* [Provided data]:

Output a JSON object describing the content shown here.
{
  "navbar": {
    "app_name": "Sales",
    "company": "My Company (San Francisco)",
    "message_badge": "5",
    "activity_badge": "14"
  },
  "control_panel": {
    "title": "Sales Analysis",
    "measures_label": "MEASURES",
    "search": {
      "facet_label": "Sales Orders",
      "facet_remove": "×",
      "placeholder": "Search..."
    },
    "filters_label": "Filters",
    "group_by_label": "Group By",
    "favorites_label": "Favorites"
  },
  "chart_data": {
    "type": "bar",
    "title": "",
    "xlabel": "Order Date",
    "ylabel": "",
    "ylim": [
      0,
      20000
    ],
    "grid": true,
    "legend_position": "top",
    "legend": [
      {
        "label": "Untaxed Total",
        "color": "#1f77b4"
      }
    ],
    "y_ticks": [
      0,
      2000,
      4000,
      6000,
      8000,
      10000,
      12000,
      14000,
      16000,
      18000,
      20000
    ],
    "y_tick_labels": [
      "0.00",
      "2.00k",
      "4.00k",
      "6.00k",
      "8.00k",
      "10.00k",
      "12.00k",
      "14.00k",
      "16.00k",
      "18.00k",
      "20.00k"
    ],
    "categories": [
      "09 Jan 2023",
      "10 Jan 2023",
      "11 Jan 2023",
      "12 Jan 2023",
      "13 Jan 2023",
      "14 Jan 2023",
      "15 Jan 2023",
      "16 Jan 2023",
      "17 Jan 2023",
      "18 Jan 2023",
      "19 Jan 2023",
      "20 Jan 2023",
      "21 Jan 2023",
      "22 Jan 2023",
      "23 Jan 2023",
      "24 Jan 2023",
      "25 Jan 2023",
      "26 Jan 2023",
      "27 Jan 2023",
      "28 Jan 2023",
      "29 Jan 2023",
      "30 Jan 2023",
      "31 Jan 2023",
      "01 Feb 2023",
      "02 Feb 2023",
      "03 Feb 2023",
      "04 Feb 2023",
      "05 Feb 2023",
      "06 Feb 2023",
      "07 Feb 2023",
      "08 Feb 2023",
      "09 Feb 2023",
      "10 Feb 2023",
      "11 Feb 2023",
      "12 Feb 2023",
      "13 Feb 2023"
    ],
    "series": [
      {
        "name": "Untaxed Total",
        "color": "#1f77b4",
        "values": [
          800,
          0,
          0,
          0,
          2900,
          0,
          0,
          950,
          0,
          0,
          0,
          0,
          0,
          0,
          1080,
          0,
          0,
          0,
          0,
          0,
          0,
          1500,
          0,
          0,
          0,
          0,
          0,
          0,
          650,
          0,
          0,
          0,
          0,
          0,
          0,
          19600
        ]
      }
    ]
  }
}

* [Given problem]:
Only the number is wanted: how many lines contain the string "Untaxed"?

* [Response below]:
2